━━━ Data shown ━━━

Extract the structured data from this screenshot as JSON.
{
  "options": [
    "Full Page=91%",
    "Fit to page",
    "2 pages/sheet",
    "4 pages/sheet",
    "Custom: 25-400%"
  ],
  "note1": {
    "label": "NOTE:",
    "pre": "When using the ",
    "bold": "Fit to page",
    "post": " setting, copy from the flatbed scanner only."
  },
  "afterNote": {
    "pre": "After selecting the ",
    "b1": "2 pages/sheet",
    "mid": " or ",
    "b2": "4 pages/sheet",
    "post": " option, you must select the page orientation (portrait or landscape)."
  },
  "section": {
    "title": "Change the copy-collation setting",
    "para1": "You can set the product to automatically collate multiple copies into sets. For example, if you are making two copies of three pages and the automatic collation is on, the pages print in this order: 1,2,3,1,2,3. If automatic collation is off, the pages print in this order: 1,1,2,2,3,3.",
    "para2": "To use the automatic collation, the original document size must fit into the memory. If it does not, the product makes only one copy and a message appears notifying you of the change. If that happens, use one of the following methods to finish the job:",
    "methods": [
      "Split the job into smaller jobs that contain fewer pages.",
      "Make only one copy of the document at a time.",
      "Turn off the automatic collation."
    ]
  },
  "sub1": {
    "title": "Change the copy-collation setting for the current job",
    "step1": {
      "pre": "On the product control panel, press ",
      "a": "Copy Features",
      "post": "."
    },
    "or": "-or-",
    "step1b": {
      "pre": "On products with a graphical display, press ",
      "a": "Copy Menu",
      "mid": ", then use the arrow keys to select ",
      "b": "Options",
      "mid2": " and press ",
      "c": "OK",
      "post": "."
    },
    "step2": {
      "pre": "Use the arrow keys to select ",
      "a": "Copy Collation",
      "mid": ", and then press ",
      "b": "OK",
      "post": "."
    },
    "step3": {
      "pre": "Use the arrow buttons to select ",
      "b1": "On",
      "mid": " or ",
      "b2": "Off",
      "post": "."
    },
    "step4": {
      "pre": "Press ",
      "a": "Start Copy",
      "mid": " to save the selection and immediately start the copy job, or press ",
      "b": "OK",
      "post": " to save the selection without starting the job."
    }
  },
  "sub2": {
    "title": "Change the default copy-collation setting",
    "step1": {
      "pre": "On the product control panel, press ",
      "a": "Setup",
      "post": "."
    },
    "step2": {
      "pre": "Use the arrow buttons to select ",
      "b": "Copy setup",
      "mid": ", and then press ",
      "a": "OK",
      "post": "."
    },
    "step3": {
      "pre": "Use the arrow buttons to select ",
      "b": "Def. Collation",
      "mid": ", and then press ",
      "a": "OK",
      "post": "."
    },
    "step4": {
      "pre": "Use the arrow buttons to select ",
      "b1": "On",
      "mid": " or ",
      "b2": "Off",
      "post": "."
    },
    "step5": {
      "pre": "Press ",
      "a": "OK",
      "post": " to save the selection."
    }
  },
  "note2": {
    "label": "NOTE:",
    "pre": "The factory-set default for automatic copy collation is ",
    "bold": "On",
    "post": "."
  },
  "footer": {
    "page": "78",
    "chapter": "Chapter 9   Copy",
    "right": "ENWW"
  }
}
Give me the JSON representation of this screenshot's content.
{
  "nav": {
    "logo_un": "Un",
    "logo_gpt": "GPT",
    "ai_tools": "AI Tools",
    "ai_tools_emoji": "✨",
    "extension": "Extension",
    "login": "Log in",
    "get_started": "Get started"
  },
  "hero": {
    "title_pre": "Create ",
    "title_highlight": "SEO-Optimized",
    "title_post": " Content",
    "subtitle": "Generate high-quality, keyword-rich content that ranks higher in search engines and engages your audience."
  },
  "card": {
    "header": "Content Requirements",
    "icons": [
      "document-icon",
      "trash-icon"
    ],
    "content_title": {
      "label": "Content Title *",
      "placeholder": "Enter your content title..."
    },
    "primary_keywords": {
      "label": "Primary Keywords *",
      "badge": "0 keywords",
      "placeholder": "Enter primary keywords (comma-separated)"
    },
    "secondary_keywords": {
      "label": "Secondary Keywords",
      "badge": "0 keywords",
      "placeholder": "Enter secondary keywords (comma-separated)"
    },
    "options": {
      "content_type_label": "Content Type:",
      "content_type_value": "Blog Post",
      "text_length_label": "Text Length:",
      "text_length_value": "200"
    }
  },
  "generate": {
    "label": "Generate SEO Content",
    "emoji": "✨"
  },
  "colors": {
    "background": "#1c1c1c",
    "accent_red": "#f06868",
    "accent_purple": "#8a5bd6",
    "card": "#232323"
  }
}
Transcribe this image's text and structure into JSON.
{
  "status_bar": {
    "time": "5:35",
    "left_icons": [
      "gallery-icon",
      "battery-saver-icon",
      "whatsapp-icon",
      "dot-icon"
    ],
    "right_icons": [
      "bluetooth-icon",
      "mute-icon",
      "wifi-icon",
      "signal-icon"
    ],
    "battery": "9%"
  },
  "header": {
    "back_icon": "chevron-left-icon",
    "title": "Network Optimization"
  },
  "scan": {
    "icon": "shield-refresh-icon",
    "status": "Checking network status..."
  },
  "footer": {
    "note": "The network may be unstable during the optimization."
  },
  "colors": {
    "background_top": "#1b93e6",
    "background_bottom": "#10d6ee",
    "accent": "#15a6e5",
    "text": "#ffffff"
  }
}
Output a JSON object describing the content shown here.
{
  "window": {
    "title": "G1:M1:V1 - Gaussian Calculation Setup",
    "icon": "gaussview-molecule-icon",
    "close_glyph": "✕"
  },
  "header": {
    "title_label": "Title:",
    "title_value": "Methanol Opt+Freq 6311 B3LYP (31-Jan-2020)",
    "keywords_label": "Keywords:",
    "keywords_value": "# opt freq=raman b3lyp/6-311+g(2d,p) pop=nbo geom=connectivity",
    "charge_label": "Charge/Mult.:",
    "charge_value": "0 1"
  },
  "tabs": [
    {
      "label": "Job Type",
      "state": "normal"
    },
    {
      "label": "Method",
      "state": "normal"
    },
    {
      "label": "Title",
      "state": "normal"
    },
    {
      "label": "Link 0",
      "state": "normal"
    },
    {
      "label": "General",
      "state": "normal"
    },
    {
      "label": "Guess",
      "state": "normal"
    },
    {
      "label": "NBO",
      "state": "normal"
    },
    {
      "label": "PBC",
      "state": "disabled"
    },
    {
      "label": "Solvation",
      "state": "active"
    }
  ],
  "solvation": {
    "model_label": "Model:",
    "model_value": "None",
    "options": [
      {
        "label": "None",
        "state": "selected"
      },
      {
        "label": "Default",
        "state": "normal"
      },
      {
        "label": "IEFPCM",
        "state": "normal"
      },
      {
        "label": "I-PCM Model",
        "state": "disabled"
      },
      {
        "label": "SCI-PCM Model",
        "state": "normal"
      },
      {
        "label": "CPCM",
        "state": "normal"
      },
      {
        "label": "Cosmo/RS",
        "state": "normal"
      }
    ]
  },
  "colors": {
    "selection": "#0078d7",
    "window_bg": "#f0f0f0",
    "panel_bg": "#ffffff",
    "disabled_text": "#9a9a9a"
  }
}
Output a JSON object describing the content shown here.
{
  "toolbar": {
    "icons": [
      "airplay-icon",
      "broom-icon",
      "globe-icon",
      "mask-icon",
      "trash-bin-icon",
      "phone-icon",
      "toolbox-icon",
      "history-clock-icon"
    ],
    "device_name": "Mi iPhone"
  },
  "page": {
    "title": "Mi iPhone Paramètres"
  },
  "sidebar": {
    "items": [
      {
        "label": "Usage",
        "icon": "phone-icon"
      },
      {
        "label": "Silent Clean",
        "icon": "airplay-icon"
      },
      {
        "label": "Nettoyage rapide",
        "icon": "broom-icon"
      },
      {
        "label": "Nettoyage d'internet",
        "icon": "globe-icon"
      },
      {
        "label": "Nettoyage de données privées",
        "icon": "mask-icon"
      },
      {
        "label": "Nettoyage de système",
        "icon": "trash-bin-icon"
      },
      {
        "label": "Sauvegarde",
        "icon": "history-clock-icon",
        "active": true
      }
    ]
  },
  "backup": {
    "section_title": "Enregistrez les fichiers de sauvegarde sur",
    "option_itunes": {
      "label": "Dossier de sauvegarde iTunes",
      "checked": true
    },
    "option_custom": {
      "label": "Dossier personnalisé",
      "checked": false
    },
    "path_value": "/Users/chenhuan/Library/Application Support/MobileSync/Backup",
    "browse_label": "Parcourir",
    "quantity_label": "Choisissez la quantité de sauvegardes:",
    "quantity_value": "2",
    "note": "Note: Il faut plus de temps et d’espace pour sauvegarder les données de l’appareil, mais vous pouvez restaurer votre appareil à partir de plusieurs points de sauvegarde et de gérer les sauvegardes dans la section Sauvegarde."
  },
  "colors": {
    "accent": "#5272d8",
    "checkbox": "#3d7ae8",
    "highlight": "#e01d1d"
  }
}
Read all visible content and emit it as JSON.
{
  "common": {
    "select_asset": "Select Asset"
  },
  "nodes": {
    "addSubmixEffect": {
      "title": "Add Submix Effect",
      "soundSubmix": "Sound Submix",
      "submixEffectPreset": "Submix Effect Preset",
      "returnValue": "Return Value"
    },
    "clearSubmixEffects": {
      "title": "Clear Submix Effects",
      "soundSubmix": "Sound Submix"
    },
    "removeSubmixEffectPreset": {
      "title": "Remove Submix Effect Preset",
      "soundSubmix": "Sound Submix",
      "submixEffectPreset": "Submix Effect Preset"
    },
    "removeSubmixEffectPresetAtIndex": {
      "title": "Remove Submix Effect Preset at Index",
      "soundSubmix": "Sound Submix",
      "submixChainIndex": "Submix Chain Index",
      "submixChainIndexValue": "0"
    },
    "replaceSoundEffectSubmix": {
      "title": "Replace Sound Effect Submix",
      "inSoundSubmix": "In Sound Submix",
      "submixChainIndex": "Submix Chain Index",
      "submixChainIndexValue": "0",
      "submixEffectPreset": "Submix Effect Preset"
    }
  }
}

━━━

Directive — Every line above that contains the word "setting" should be reported.

Task answer —
    "post": " setting, copy from the flatbed scanner only."
    "title": "Change the copy-collation setting",
    "title": "Change the copy-collation setting for the current job",
    "title": "Change the default copy-collation setting",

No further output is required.